SHORT PROBLEM:
Return the records in full, exactly as given.

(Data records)
[Begin]

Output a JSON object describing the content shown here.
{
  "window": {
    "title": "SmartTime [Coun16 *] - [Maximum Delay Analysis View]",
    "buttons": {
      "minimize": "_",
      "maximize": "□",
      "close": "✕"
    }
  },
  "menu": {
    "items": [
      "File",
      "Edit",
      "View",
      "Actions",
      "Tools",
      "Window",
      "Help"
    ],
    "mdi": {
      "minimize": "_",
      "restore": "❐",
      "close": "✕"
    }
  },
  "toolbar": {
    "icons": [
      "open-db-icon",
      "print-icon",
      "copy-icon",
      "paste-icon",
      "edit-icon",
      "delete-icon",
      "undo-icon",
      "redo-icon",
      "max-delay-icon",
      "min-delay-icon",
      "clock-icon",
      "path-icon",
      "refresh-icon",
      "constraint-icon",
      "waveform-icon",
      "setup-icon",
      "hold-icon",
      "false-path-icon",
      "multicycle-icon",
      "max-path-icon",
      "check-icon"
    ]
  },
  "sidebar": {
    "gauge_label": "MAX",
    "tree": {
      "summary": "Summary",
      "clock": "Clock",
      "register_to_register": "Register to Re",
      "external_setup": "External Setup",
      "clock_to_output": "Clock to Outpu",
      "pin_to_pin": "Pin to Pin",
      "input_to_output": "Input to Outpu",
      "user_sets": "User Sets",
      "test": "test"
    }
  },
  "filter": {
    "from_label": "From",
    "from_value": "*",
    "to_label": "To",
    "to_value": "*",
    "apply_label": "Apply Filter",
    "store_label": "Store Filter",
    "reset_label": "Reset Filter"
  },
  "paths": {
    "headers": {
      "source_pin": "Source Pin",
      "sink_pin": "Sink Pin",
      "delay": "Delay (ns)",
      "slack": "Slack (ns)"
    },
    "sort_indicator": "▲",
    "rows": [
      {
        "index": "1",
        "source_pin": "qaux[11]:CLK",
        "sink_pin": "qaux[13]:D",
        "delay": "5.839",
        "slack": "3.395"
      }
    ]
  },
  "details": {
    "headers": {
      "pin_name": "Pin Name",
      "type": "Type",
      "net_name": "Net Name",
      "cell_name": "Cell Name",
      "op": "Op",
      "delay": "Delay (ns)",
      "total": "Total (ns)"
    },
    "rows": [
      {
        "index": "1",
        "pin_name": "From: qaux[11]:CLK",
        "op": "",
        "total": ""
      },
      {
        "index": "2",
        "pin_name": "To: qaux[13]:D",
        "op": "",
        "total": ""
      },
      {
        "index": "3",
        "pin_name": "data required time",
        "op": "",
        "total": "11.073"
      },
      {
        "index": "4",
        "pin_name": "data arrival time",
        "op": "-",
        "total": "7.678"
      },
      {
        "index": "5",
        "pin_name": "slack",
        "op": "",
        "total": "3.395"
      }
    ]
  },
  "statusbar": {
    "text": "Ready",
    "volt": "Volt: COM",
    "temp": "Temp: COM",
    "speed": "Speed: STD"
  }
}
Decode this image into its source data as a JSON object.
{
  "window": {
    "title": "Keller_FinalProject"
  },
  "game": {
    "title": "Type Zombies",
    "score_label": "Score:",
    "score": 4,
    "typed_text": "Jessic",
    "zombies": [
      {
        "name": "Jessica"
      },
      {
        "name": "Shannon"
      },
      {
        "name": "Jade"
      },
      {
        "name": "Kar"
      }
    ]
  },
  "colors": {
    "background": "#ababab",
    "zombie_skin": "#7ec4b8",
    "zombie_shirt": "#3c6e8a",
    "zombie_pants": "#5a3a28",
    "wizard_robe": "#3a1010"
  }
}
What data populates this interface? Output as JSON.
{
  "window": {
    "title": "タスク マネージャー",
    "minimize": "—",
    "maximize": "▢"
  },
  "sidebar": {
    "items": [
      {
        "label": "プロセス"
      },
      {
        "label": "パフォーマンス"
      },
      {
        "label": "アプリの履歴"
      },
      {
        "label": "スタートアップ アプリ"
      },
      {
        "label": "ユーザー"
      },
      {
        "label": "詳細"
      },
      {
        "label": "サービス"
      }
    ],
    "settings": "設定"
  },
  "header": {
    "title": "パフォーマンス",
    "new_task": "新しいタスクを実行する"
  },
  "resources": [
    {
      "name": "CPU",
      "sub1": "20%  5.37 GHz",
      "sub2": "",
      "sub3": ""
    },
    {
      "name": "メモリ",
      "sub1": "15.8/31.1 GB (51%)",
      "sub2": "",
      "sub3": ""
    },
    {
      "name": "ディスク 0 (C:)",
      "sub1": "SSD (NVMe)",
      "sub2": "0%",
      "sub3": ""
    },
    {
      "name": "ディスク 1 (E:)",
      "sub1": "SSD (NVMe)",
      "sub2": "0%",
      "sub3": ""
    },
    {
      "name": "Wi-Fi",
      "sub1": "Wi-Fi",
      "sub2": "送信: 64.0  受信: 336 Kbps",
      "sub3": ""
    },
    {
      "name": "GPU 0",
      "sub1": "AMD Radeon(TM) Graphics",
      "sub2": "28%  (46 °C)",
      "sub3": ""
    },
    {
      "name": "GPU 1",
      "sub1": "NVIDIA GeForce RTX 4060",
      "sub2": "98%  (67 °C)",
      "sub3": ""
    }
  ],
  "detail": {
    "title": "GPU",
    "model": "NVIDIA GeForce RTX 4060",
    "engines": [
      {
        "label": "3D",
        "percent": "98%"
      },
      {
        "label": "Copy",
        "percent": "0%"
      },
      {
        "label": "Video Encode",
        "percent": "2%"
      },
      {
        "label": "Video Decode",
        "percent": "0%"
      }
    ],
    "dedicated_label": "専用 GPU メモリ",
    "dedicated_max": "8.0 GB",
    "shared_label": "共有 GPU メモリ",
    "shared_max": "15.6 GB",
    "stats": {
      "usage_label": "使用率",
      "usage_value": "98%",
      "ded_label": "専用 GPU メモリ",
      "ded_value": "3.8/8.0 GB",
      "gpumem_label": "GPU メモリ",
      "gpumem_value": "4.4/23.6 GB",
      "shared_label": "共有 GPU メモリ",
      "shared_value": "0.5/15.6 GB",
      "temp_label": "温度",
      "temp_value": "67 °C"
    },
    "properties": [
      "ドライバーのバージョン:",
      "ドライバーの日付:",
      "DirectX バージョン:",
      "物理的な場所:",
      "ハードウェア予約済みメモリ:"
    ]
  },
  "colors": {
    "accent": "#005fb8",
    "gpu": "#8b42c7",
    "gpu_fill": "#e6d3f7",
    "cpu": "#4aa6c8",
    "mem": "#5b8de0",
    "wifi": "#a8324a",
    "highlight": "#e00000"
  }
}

[End]

WRITTEN SOLUTION:
Output a JSON object describing the content shown here.
{
  "window": {
    "title": "SmartTime [Coun16 *] - [Maximum Delay Analysis View]",
    "buttons": {
      "minimize": "_",
      "maximize": "□",
      "close": "✕"
    }
  },
  "menu": {
    "items": [
      "File",
      "Edit",
      "View",
      "Actions",
      "Tools",
      "Window",
      "Help"
    ],
    "mdi": {
      "minimize": "_",
      "restore": "❐",
      "close": "✕"
    }
  },
  "toolbar": {
    "icons": [
      "open-db-icon",
      "print-icon",
      "copy-icon",
      "paste-icon",
      "edit-icon",
      "delete-icon",
      "undo-icon",
      "redo-icon",
      "max-delay-icon",
      "min-delay-icon",
      "clock-icon",
      "path-icon",
      "refresh-icon",
      "constraint-icon",
      "waveform-icon",
      "setup-icon",
      "hold-icon",
      "false-path-icon",
      "multicycle-icon",
      "max-path-icon",
      "check-icon"
    ]
  },
  "sidebar": {
    "gauge_label": "MAX",
    "tree": {
      "summary": "Summary",
      "clock": "Clock",
      "register_to_register": "Register to Re",
      "external_setup": "External Setup",
      "clock_to_output": "Clock to Outpu",
      "pin_to_pin": "Pin to Pin",
      "input_to_output": "Input to Outpu",
      "user_sets": "User Sets",
      "test": "test"
    }
  },
  "filter": {
    "from_label": "From",
    "from_value": "*",
    "to_label": "To",
    "to_value": "*",
    "apply_label": "Apply Filter",
    "store_label": "Store Filter",
    "reset_label": "Reset Filter"
  },
  "paths": {
    "headers": {
      "source_pin": "Source Pin",
      "sink_pin": "Sink Pin",
      "delay": "Delay (ns)",
      "slack": "Slack (ns)"
    },
    "sort_indicator": "▲",
    "rows": [
      {
        "index": "1",
        "source_pin": "qaux[11]:CLK",
        "sink_pin": "qaux[13]:D",
        "delay": "5.839",
        "slack": "3.395"
      }
    ]
  },
  "details": {
    "headers": {
      "pin_name": "Pin Name",
      "type": "Type",
      "net_name": "Net Name",
      "cell_name": "Cell Name",
      "op": "Op",
      "delay": "Delay (ns)",
      "total": "Total (ns)"
    },
    "rows": [
      {
        "index": "1",
        "pin_name": "From: qaux[11]:CLK",
        "op": "",
        "total": ""
      },
      {
        "index": "2",
        "pin_name": "To: qaux[13]:D",
        "op": "",
        "total": ""
      },
      {
        "index": "3",
        "pin_name": "data required time",
        "op": "",
        "total": "11.073"
      },
      {
        "index": "4",
        "pin_name": "data arrival time",
        "op": "-",
        "total": "7.678"
      },
      {
        "index": "5",
        "pin_name": "slack",
        "op": "",
        "total": "3.395"
      }
    ]
  },
  "statusbar": {
    "text": "Ready",
    "volt": "Volt: COM",
    "temp": "Temp: COM",
    "speed": "Speed: STD"
  }
}
Decode this image into its source data as a JSON object.
{
  "window": {
    "title": "Keller_FinalProject"
  },
  "game": {
    "title": "Type Zombies",
    "score_label": "Score:",
    "score": 4,
    "typed_text": "Jessic",
    "zombies": [
      {
        "name": "Jessica"
      },
      {
        "name": "Shannon"
      },
      {
        "name": "Jade"
      },
      {
        "name": "Kar"
      }
    ]
  },
  "colors": {
    "background": "#ababab",
    "zombie_skin": "#7ec4b8",
    "zombie_shirt": "#3c6e8a",
    "zombie_pants": "#5a3a28",
    "wizard_robe": "#3a1010"
  }
}
What data populates this interface? Output as JSON.
{
  "window": {
    "title": "タスク マネージャー",
    "minimize": "—",
    "maximize": "▢"
  },
  "sidebar": {
    "items": [
      {
        "label": "プロセス"
      },
      {
        "label": "パフォーマンス"
      },
      {
        "label": "アプリの履歴"
      },
      {
        "label": "スタートアップ アプリ"
      },
      {
        "label": "ユーザー"
      },
      {
        "label": "詳細"
      },
      {
        "label": "サービス"
      }
    ],
    "settings": "設定"
  },
  "header": {
    "title": "パフォーマンス",
    "new_task": "新しいタスクを実行する"
  },
  "resources": [
    {
      "name": "CPU",
      "sub1": "20%  5.37 GHz",
      "sub2": "",
      "sub3": ""
    },
    {
      "name": "メモリ",
      "sub1": "15.8/31.1 GB (51%)",
      "sub2": "",
      "sub3": ""
    },
    {
      "name": "ディスク 0 (C:)",
      "sub1": "SSD (NVMe)",
      "sub2": "0%",
      "sub3": ""
    },
    {
      "name": "ディスク 1 (E:)",
      "sub1": "SSD (NVMe)",
      "sub2": "0%",
      "sub3": ""
    },
    {
      "name": "Wi-Fi",
      "sub1": "Wi-Fi",
      "sub2": "送信: 64.0  受信: 336 Kbps",
      "sub3": ""
    },
    {
      "name": "GPU 0",
      "sub1": "AMD Radeon(TM) Graphics",
      "sub2": "28%  (46 °C)",
      "sub3": ""
    },
    {
      "name": "GPU 1",
      "sub1": "NVIDIA GeForce RTX 4060",
      "sub2": "98%  (67 °C)",
      "sub3": ""
    }
  ],
  "detail": {
    "title": "GPU",
    "model": "NVIDIA GeForce RTX 4060",
    "engines": [
      {
        "label": "3D",
        "percent": "98%"
      },
      {
        "label": "Copy",
        "percent": "0%"
      },
      {
        "label": "Video Encode",
        "percent": "2%"
      },
      {
        "label": "Video Decode",
        "percent": "0%"
      }
    ],
    "dedicated_label": "専用 GPU メモリ",
    "dedicated_max": "8.0 GB",
    "shared_label": "共有 GPU メモリ",
    "shared_max": "15.6 GB",
    "stats": {
      "usage_label": "使用率",
      "usage_value": "98%",
      "ded_label": "専用 GPU メモリ",
      "ded_value": "3.8/8.0 GB",
      "gpumem_label": "GPU メモリ",
      "gpumem_value": "4.4/23.6 GB",
      "shared_label": "共有 GPU メモリ",
      "shared_value": "0.5/15.6 GB",
      "temp_label": "温度",
      "temp_value": "67 °C"
    },
    "properties": [
      "ドライバーのバージョン:",
      "ドライバーの日付:",
      "DirectX バージョン:",
      "物理的な場所:",
      "ハードウェア予約済みメモリ:"
    ]
  },
  "colors": {
    "accent": "#005fb8",
    "gpu": "#8b42c7",
    "gpu_fill": "#e6d3f7",
    "cpu": "#4aa6c8",
    "mem": "#5b8de0",
    "wifi": "#a8324a",
    "highlight": "#e00000"
  }
}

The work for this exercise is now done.